### SET TASK
Output the records exactly as they appear, with no pictures included.

### RECORD EXCERPTS
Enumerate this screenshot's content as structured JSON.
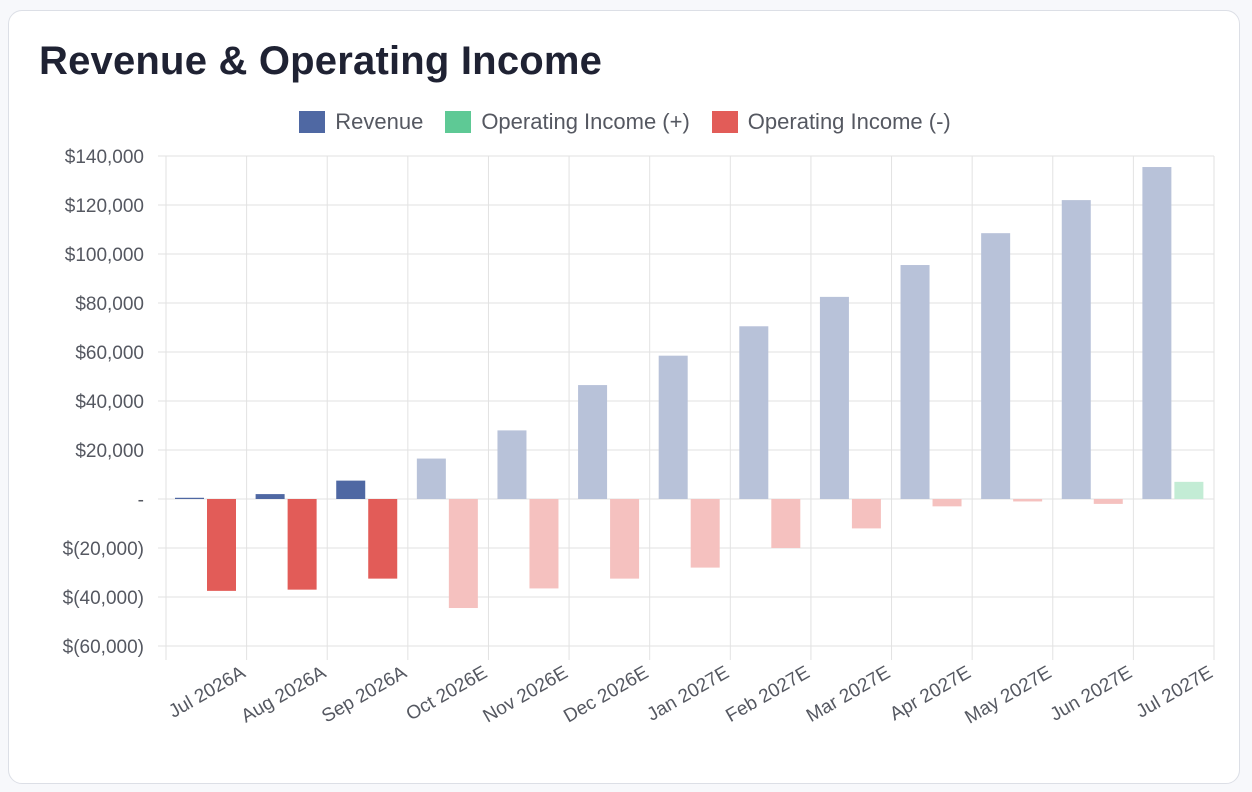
{
  "chart_data": {
    "type": "bar",
    "title": "Revenue & Operating Income",
    "categories": [
      "Jul 2026A",
      "Aug 2026A",
      "Sep 2026A",
      "Oct 2026E",
      "Nov 2026E",
      "Dec 2026E",
      "Jan 2027E",
      "Feb 2027E",
      "Mar 2027E",
      "Apr 2027E",
      "May 2027E",
      "Jun 2027E",
      "Jul 2027E"
    ],
    "actual_count": 3,
    "series": [
      {
        "name": "Revenue",
        "values": [
          500,
          2000,
          7500,
          16500,
          28000,
          46500,
          58500,
          70500,
          82500,
          95500,
          108500,
          122000,
          135500
        ]
      },
      {
        "name": "Operating Income",
        "values": [
          -37500,
          -37000,
          -32500,
          -44500,
          -36500,
          -32500,
          -28000,
          -20000,
          -12000,
          -3000,
          -1000,
          -2000,
          7000
        ]
      }
    ],
    "legend": [
      {
        "label": "Revenue",
        "color": "#4f68a3"
      },
      {
        "label": "Operating Income (+)",
        "color": "#5ec995"
      },
      {
        "label": "Operating Income (-)",
        "color": "#e25c58"
      }
    ],
    "colors": {
      "revenue_actual": "#4f68a3",
      "revenue_estimate": "#b8c2d9",
      "income_neg_actual": "#e25c58",
      "income_neg_estimate": "#f5c1bf",
      "income_pos_actual": "#5ec995",
      "income_pos_estimate": "#c3ecd5",
      "grid": "#e2e2e2"
    },
    "y_ticks": [
      140000,
      120000,
      100000,
      80000,
      60000,
      40000,
      20000,
      0,
      -20000,
      -40000,
      -60000
    ],
    "y_tick_labels": [
      "$140,000",
      "$120,000",
      "$100,000",
      "$80,000",
      "$60,000",
      "$40,000",
      "$20,000",
      "-",
      "$(20,000)",
      "$(40,000)",
      "$(60,000)"
    ],
    "ylim": [
      -60000,
      140000
    ],
    "grid": true,
    "legend_position": "top-center"
  }
}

### SOLUTION TO THIS PROBLEM
Enumerate this screenshot's content as structured JSON.
{
  "chart_data": {
    "type": "bar",
    "title": "Revenue & Operating Income",
    "categories": [
      "Jul 2026A",
      "Aug 2026A",
      "Sep 2026A",
      "Oct 2026E",
      "Nov 2026E",
      "Dec 2026E",
      "Jan 2027E",
      "Feb 2027E",
      "Mar 2027E",
      "Apr 2027E",
      "May 2027E",
      "Jun 2027E",
      "Jul 2027E"
    ],
    "actual_count": 3,
    "series": [
      {
        "name": "Revenue",
        "values": [
          500,
          2000,
          7500,
          16500,
          28000,
          46500,
          58500,
          70500,
          82500,
          95500,
          108500,
          122000,
          135500
        ]
      },
      {
        "name": "Operating Income",
        "values": [
          -37500,
          -37000,
          -32500,
          -44500,
          -36500,
          -32500,
          -28000,
          -20000,
          -12000,
          -3000,
          -1000,
          -2000,
          7000
        ]
      }
    ],
    "legend": [
      {
        "label": "Revenue",
        "color": "#4f68a3"
      },
      {
        "label": "Operating Income (+)",
        "color": "#5ec995"
      },
      {
        "label": "Operating Income (-)",
        "color": "#e25c58"
      }
    ],
    "colors": {
      "revenue_actual": "#4f68a3",
      "revenue_estimate": "#b8c2d9",
      "income_neg_actual": "#e25c58",
      "income_neg_estimate": "#f5c1bf",
      "income_pos_actual": "#5ec995",
      "income_pos_estimate": "#c3ecd5",
      "grid": "#e2e2e2"
    },
    "y_ticks": [
      140000,
      120000,
      100000,
      80000,
      60000,
      40000,
      20000,
      0,
      -20000,
      -40000,
      -60000
    ],
    "y_tick_labels": [
      "$140,000",
      "$120,000",
      "$100,000",
      "$80,000",
      "$60,000",
      "$40,000",
      "$20,000",
      "-",
      "$(20,000)",
      "$(40,000)",
      "$(60,000)"
    ],
    "ylim": [
      -60000,
      140000
    ],
    "grid": true,
    "legend_position": "top-center"
  }
}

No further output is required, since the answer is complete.